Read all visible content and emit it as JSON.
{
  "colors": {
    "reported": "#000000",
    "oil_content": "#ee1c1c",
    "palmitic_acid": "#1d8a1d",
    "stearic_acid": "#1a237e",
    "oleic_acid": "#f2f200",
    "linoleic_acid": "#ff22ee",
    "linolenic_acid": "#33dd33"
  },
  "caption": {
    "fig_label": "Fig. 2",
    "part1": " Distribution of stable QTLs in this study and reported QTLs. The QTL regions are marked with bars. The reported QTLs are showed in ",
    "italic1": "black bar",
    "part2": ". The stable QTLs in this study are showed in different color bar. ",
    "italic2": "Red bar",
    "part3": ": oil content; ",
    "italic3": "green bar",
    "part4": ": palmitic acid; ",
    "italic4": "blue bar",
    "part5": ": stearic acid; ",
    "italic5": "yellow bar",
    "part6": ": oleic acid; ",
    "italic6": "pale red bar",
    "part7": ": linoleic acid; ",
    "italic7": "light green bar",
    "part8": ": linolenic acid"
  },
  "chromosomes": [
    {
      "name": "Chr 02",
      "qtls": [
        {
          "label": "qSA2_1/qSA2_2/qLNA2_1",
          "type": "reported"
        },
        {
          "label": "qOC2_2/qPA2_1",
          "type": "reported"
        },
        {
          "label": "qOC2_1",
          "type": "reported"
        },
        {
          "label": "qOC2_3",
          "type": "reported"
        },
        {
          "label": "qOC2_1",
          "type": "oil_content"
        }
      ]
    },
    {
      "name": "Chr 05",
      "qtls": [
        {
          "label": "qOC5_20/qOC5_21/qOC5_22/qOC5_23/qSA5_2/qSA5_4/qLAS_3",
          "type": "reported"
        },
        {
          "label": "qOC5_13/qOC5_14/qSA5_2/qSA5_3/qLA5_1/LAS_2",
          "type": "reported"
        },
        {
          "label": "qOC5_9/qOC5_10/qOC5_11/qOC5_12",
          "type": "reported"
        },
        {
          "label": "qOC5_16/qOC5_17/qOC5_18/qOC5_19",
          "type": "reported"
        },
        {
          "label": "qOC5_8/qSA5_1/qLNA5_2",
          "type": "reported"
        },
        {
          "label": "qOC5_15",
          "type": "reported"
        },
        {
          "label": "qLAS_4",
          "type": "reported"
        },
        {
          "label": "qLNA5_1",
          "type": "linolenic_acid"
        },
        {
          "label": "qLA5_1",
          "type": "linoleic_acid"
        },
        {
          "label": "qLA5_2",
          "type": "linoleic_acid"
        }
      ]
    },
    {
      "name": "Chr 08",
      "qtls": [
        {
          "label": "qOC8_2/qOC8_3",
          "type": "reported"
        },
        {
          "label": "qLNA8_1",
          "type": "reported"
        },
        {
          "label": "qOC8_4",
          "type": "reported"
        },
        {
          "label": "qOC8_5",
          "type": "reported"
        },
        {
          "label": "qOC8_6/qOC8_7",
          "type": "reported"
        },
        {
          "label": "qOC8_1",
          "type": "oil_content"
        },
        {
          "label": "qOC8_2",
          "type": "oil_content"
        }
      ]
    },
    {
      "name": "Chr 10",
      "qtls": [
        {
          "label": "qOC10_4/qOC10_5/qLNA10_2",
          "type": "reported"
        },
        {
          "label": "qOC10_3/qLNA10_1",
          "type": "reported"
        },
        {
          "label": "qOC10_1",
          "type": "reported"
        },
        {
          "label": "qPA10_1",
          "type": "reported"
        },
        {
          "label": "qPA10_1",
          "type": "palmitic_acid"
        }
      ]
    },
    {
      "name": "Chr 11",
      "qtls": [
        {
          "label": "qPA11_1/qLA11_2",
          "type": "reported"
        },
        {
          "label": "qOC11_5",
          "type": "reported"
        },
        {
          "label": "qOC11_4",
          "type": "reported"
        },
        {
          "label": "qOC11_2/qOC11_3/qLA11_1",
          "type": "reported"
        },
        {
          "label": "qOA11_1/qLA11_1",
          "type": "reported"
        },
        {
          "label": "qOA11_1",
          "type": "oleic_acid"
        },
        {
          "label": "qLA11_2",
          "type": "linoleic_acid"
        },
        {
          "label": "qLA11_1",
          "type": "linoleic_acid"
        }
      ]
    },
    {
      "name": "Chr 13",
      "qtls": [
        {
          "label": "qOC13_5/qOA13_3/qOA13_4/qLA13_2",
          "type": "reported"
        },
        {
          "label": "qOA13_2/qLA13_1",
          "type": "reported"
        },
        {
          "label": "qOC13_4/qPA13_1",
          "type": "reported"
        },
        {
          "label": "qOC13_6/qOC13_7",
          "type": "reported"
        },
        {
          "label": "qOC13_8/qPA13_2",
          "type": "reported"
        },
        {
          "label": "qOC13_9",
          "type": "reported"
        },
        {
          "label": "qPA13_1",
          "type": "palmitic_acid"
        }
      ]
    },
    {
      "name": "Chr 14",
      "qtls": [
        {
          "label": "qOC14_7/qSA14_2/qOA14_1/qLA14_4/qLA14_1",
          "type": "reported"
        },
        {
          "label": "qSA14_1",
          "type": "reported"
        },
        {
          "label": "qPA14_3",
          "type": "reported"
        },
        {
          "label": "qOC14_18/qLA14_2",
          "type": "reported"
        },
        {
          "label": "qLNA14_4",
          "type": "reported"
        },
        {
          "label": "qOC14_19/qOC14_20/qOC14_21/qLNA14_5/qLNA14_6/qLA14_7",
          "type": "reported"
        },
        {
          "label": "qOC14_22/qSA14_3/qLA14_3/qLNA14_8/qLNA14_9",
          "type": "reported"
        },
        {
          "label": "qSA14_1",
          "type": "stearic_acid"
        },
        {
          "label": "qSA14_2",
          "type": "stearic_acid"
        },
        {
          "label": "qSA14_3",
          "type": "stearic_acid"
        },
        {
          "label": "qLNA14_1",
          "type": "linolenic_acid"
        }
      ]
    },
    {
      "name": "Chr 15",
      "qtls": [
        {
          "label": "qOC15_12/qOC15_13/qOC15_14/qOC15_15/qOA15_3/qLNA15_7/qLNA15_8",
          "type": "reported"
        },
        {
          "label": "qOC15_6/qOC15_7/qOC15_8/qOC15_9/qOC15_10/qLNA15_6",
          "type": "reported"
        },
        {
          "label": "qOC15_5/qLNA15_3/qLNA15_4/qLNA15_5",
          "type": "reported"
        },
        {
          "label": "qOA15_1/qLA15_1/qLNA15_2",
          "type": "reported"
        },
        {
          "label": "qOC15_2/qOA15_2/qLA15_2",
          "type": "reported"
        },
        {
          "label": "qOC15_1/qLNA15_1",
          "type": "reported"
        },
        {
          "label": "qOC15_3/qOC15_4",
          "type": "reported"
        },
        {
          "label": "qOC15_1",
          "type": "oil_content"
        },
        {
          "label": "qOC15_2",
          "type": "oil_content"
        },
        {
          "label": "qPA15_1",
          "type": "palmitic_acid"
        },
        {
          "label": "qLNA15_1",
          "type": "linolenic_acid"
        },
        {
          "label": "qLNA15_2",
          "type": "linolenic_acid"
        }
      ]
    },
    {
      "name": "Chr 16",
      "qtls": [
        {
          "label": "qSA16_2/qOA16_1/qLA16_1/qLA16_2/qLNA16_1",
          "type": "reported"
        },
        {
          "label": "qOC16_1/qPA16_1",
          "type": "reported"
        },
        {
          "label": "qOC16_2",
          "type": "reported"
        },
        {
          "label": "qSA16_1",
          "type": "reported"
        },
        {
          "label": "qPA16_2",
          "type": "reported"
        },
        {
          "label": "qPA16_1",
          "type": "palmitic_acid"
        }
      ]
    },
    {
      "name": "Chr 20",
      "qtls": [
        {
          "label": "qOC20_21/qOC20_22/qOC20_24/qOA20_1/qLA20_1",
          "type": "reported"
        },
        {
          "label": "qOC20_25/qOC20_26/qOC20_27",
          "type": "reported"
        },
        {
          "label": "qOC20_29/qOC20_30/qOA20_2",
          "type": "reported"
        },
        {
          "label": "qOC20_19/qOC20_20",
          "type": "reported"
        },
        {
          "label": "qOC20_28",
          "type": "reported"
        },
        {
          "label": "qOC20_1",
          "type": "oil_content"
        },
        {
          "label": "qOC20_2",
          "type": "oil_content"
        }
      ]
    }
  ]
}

* [Stated goal]:
Find the word "this" in the records and pull out each line that has it.

* [Full solution]:
    "part1": " Distribution of stable QTLs in this study and reported QTLs. The QTL regions are marked with bars. The reported QTLs are showed in ",
    "part2": ". The stable QTLs in this study are showed in different color bar. ",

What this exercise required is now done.